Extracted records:
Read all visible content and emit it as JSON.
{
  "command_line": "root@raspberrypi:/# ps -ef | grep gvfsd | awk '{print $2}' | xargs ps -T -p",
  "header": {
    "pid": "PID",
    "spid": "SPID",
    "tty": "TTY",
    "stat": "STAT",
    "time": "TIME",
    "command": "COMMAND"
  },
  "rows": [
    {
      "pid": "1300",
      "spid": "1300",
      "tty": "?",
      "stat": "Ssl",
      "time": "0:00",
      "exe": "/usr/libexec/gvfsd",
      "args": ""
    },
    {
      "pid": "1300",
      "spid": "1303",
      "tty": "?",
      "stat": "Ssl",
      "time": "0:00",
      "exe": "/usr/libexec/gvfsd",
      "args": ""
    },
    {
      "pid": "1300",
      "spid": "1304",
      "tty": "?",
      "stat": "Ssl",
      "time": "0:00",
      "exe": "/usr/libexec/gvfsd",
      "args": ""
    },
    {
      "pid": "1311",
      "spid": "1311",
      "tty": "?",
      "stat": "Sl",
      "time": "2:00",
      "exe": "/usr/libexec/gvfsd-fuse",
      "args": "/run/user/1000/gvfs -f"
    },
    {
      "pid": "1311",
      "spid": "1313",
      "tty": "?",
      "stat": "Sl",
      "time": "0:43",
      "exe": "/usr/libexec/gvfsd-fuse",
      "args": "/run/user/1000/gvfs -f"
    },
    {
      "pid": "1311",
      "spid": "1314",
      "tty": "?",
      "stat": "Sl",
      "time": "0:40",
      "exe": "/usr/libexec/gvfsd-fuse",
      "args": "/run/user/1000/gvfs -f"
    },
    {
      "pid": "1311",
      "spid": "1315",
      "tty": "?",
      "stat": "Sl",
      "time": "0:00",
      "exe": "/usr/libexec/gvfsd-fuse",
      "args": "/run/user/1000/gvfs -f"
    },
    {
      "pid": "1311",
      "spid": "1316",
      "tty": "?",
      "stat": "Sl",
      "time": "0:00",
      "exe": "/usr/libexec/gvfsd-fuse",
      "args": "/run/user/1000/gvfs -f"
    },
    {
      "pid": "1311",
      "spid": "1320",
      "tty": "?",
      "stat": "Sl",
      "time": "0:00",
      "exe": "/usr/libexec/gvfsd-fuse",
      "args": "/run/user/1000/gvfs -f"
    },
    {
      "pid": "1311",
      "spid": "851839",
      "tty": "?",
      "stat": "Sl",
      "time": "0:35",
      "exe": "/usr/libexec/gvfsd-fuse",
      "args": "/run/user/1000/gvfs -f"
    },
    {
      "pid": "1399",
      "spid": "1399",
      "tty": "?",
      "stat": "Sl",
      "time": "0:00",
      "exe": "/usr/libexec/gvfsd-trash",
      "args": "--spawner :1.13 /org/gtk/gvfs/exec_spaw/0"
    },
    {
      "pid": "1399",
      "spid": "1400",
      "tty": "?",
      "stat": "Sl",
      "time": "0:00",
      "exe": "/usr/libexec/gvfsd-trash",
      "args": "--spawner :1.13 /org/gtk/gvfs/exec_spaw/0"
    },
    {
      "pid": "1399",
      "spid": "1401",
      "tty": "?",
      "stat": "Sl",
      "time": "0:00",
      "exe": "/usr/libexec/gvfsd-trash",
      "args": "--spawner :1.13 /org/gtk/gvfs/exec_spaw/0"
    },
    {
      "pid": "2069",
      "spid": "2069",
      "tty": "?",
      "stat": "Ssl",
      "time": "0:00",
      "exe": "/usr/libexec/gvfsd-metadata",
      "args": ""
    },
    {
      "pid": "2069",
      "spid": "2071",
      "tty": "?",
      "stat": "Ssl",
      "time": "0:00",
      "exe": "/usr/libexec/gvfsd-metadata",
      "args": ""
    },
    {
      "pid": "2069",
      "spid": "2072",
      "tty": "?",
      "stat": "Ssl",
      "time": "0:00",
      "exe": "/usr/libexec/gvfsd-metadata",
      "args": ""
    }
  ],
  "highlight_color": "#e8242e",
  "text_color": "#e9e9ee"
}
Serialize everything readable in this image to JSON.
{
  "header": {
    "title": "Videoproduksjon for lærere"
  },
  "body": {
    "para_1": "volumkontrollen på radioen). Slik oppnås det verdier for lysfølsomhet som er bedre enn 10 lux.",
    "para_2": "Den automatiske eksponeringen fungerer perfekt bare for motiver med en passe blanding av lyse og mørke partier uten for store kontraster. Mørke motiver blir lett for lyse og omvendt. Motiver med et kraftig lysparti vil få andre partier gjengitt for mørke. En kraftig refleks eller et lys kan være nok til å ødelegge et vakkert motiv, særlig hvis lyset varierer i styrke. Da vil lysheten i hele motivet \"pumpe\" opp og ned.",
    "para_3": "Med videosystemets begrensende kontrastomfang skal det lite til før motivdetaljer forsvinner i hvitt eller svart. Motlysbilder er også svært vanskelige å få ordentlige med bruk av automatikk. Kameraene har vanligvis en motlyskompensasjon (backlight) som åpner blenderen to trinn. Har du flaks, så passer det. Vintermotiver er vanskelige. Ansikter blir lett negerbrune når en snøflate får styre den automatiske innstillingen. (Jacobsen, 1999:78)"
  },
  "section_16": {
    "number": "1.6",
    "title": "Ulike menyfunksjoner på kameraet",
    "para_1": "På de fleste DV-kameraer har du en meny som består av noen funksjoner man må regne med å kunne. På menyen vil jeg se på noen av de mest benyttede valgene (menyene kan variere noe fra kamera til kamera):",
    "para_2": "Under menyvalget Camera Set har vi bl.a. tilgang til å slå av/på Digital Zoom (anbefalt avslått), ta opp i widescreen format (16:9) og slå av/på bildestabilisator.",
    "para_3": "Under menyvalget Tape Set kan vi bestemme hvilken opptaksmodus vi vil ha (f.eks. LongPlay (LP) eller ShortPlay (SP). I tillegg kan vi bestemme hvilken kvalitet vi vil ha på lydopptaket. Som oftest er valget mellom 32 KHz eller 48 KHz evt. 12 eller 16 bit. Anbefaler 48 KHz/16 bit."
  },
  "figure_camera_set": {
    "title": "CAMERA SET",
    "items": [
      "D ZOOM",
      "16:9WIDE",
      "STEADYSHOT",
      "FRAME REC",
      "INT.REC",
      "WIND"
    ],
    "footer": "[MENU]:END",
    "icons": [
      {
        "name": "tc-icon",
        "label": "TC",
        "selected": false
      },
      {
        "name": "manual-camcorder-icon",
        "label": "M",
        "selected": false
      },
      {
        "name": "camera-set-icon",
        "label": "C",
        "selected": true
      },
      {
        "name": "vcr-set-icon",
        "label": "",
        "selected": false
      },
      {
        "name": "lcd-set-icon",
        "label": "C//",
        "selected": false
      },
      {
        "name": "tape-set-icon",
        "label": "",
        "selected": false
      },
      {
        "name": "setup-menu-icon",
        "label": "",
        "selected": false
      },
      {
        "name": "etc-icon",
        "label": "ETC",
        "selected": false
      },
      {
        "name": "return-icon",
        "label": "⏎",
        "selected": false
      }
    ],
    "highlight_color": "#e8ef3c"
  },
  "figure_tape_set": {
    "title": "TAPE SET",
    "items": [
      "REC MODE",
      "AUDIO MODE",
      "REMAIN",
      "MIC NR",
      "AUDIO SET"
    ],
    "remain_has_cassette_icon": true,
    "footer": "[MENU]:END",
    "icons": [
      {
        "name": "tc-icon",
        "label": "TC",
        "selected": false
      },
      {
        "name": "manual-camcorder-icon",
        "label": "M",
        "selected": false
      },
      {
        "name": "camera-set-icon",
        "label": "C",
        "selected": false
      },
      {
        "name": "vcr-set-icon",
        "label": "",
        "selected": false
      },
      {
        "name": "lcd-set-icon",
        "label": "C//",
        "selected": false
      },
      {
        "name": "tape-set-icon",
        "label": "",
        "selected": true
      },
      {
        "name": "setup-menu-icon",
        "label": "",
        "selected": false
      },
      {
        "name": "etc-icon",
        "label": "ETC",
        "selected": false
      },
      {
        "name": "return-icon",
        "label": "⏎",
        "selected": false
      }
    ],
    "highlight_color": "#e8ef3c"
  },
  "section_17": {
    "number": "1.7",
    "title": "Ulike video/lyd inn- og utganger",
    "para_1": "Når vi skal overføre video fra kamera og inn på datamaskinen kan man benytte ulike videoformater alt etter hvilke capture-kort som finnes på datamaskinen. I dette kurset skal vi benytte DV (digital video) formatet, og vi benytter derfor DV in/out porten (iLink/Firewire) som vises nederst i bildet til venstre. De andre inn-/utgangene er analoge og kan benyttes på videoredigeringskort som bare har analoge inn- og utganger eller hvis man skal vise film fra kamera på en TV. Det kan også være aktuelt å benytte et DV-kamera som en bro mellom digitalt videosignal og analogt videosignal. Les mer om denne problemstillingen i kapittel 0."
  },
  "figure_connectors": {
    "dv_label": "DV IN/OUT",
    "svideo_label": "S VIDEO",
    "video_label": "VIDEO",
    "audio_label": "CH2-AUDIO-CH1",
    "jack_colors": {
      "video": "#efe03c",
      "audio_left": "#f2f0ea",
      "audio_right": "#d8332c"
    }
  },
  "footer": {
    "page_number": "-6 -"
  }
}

__AIM OF THE EXERCISE__
Copy all lines in the listing above where the string "være" appears.

__WRITTEN RESPONSE__
    "para_2": "Den automatiske eksponeringen fungerer perfekt bare for motiver med en passe blanding av lyse og mørke partier uten for store kontraster. Mørke motiver blir lett for lyse og omvendt. Motiver med et kraftig lysparti vil få andre partier gjengitt for mørke. En kraftig refleks eller et lys kan være nok til å ødelegge et vakkert motiv, særlig hvis lyset varierer i styrke. Da vil lysheten i hele motivet \"pumpe\" opp og ned.",
    "para_1": "Når vi skal overføre video fra kamera og inn på datamaskinen kan man benytte ulike videoformater alt etter hvilke capture-kort som finnes på datamaskinen. I dette kurset skal vi benytte DV (digital video) formatet, og vi benytter derfor DV in/out porten (iLink/Firewire) som vises nederst i bildet til venstre. De andre inn-/utgangene er analoge og kan benyttes på videoredigeringskort som bare har analoge inn- og utganger eller hvis man skal vise film fra kamera på en TV. Det kan også være aktuelt å benytte et DV-kamera som en bro mellom digitalt videosignal og analogt videosignal. Les mer om denne problemstillingen i kapittel 0."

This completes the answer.